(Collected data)
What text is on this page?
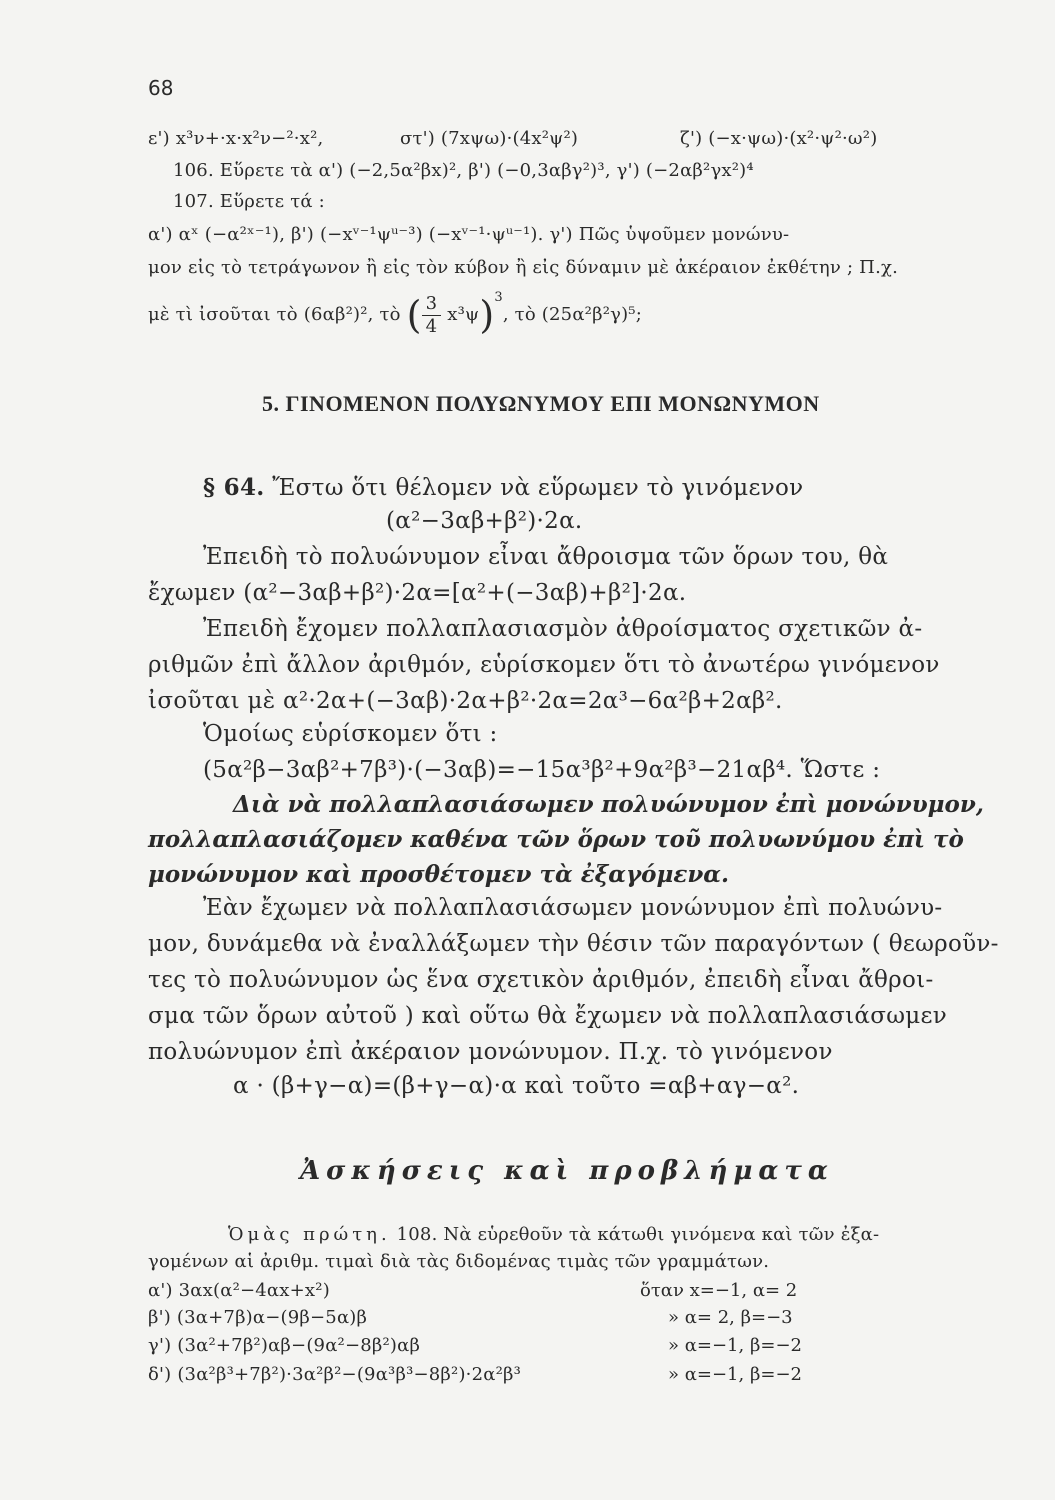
68
ε') x³ν+·x·x²ν−²·x²,	στ') (7xψω)·(4x²ψ²)	ζ') (−x·ψω)·(x²·ψ²·ω²)
106. Εὕρετε τὰ α') (−2,5α²βx)², β') (−0,3αβγ²)³, γ') (−2αβ²γx²)⁴
107. Εὕρετε τά :
α') αˣ (−α²ˣ⁻¹), β') (−xᵛ⁻¹ψᵘ⁻³) (−xᵛ⁻¹·ψᵘ⁻¹). γ') Πῶς ὑψοῦμεν μονώνυ-
μον εἰς τὸ τετράγωνον ἢ εἰς τὸν κύβον ἢ εἰς δύναμιν μὲ ἀκέραιον ἐκθέτην ; Π.χ.
μὲ τὶ ἰσοῦται τὸ (6αβ²)², τὸ ( $\frac{3}{4} x^3\psi)^3$, τὸ (25α²β²γ)⁵;
5. ΓΙΝΟΜΕΝΟΝ ΠΟΛΥΩΝΥΜΟΥ ΕΠΙ ΜΟΝΩΝΥΜΟΝ
§ 64. Ἔστω ὅτι θέλομεν νὰ εὕρωμεν τὸ γινόμενον
(α²−3αβ+β²)·2α.
Ἐπειδὴ τὸ πολυώνυμον εἶναι ἄθροισμα τῶν ὅρων του, θὰ
ἔχωμεν (α²−3αβ+β²)·2α=[α²+(−3αβ)+β²]·2α.
Ἐπειδὴ ἔχομεν πολλαπλασιασμὸν ἀθροίσματος σχετικῶν ἀ-
ριθμῶν ἐπὶ ἄλλον ἀριθμόν, εὑρίσκομεν ὅτι τὸ ἀνωτέρω γινόμενον
ἰσοῦται μὲ α²·2α+(−3αβ)·2α+β²·2α=2α³−6α²β+2αβ².
Ὁμοίως εὑρίσκομεν ὅτι :
(5α²β−3αβ²+7β³)·(−3αβ)=−15α³β²+9α²β³−21αβ⁴. Ὥστε :
Διὰ νὰ πολλαπλασιάσωμεν πολυώνυμον ἐπὶ μονώνυμον,
πολλαπλασιάζομεν καθένα τῶν ὅρων τοῦ πολυωνύμου ἐπὶ τὸ
μονώνυμον καὶ προσθέτομεν τὰ ἐξαγόμενα.
Ἐὰν ἔχωμεν νὰ πολλαπλασιάσωμεν μονώνυμον ἐπὶ πολυώνυ-
μον, δυνάμεθα νὰ ἐναλλάξωμεν τὴν θέσιν τῶν παραγόντων ( θεωροῦν-
τες τὸ πολυώνυμον ὡς ἕνα σχετικὸν ἀριθμόν, ἐπειδὴ εἶναι ἄθροι-
σμα τῶν ὅρων αὐτοῦ ) καὶ οὕτω θὰ ἔχωμεν νὰ πολλαπλασιάσωμεν
πολυώνυμον ἐπὶ ἀκέραιον μονώνυμον. Π.χ. τὸ γινόμενον
α · (β+γ−α)=(β+γ−α)·α καὶ τοῦτο =αβ+αγ−α².
Ἀσκήσεις καὶ προβλήματα
Ὁμὰς πρώτη. 108. Νὰ εὑρεθοῦν τὰ κάτωθι γινόμενα καὶ τῶν ἐξα-
γομένων αἱ ἀριθμ. τιμαὶ διὰ τὰς διδομένας τιμὰς τῶν γραμμάτων.
α') 3αx(α²−4αx+x²)	ὅταν x=−1, α= 2
β') (3α+7β)α−(9β−5α)β	» α= 2, β=−3
γ') (3α²+7β²)αβ−(9α²−8β²)αβ	» α=−1, β=−2
δ') (3α²β³+7β²)·3α²β²−(9α³β³−8β²)·2α²β³	» α=−1, β=−2
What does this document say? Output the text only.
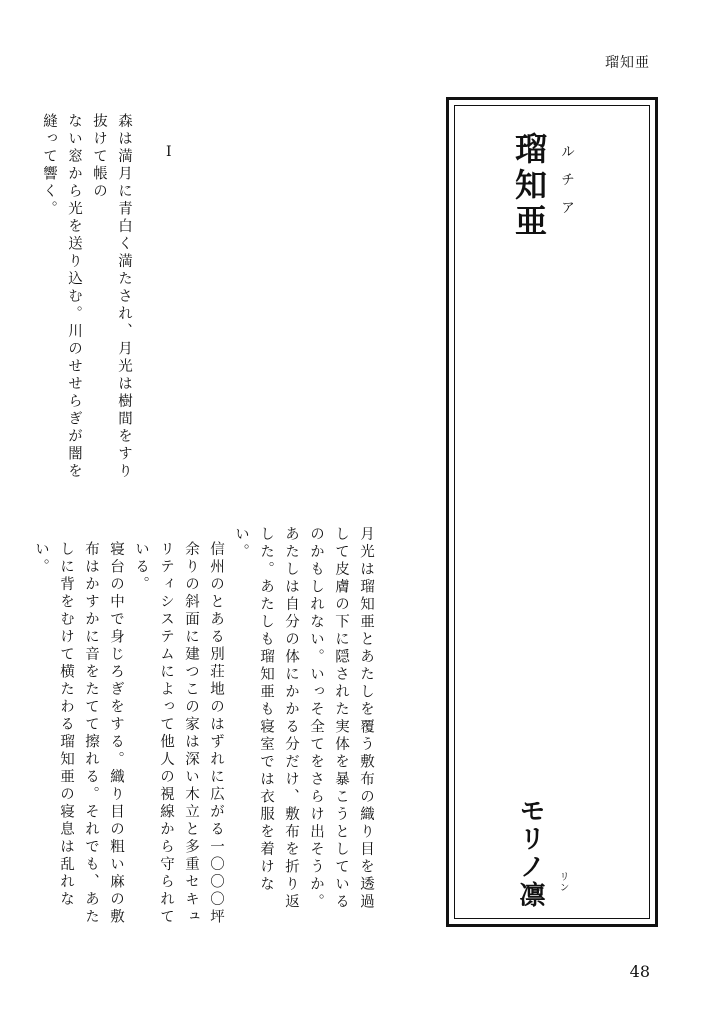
瑠知亜
瑠知亜 ルチア
モリノ凛 リン
I

森は満月に青白く満たされ、月光は樹間をすり抜けて帳の

ない窓から光を送り込む。川のせせらぎが闇を縫って響く。

月光は瑠知亜とあたしを覆う敷布の織り目を透過して皮膚の下に隠された実体を暴こうとしているのかもしれない。いっそ全てをさらけ出そうか。あたしは自分の体にかかる分だけ、敷布を折り返した。あたしも瑠知亜も寝室では衣服を着けない。

信州のとある別荘地のはずれに広がる一〇〇〇坪余りの斜面に建つこの家は深い木立と多重セキュリティシステムによって他人の視線から守られている。

寝台の中で身じろぎをする。織り目の粗い麻の敷布はかすかに音をたてて擦れる。それでも、あたしに背をむけて横たわる瑠知亜の寝息は乱れない。

48
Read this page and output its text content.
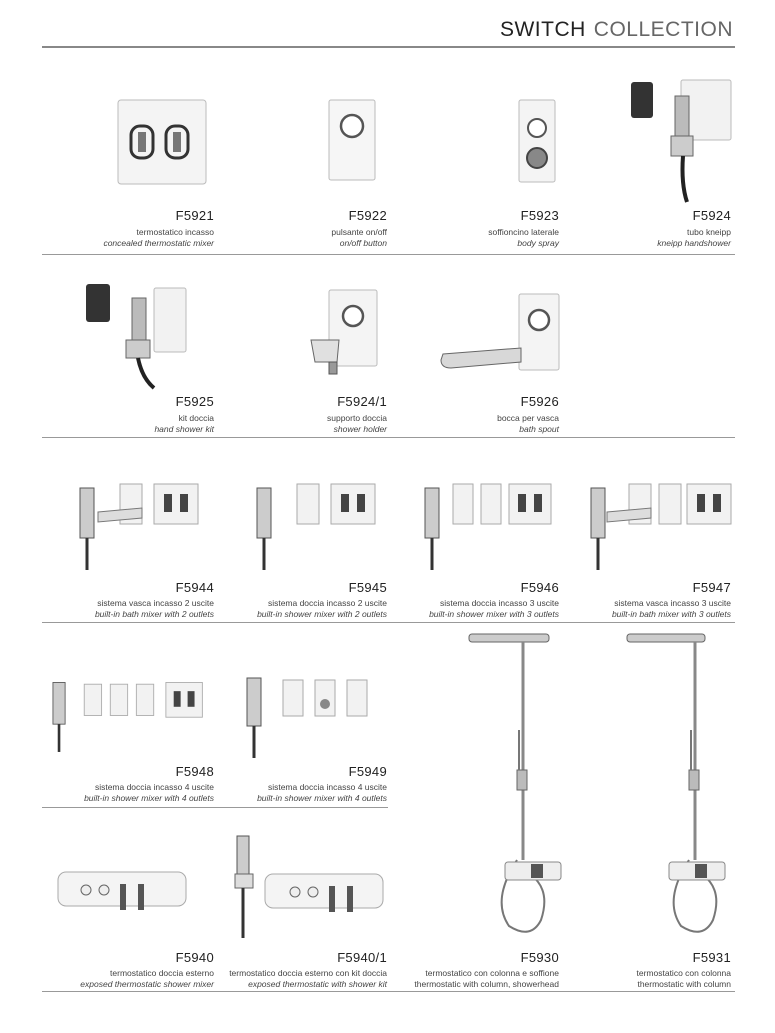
SWITCH COLLECTION
F5921
termostatico incasso
concealed thermostatic mixer
F5922
pulsante on/off
on/off button
F5923
soffioncino laterale
body spray
F5924
tubo kneipp
kneipp handshower
F5925
kit doccia
hand shower kit
F5924/1
supporto doccia
shower holder
F5926
bocca per vasca
bath spout
F5944
sistema vasca incasso 2 uscite
built-in bath mixer with 2 outlets
F5945
sistema doccia incasso 2 uscite
built-in shower mixer with 2 outlets
F5946
sistema doccia incasso 3 uscite
built-in shower mixer with 3 outlets
F5947
sistema vasca incasso 3 uscite
built-in bath mixer with 3 outlets
F5948
sistema doccia incasso 4 uscite
built-in shower mixer with 4 outlets
F5949
sistema doccia incasso 4 uscite
built-in shower mixer with 4 outlets
F5940
termostatico doccia esterno
exposed thermostatic shower mixer
F5940/1
termostatico doccia esterno con kit doccia
exposed thermostatic with shower kit
F5930
termostatico con colonna e soffione
thermostatic with column, showerhead
F5931
termostatico con colonna
thermostatic with column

OBJECTIVE.
Repeat the line containing "Read this page and output its text content." and every line after it up to the end of the material above, exactly as they stand, minus the pictures.

RESULT.
Read this page and output its text content.
SWITCH COLLECTION
F5921
termostatico incasso
concealed thermostatic mixer
F5922
pulsante on/off
on/off button
F5923
soffioncino laterale
body spray
F5924
tubo kneipp
kneipp handshower
F5925
kit doccia
hand shower kit
F5924/1
supporto doccia
shower holder
F5926
bocca per vasca
bath spout
F5944
sistema vasca incasso 2 uscite
built-in bath mixer with 2 outlets
F5945
sistema doccia incasso 2 uscite
built-in shower mixer with 2 outlets
F5946
sistema doccia incasso 3 uscite
built-in shower mixer with 3 outlets
F5947
sistema vasca incasso 3 uscite
built-in bath mixer with 3 outlets
F5948
sistema doccia incasso 4 uscite
built-in shower mixer with 4 outlets
F5949
sistema doccia incasso 4 uscite
built-in shower mixer with 4 outlets
F5940
termostatico doccia esterno
exposed thermostatic shower mixer
F5940/1
termostatico doccia esterno con kit doccia
exposed thermostatic with shower kit
F5930
termostatico con colonna e soffione
thermostatic with column, showerhead
F5931
termostatico con colonna
thermostatic with column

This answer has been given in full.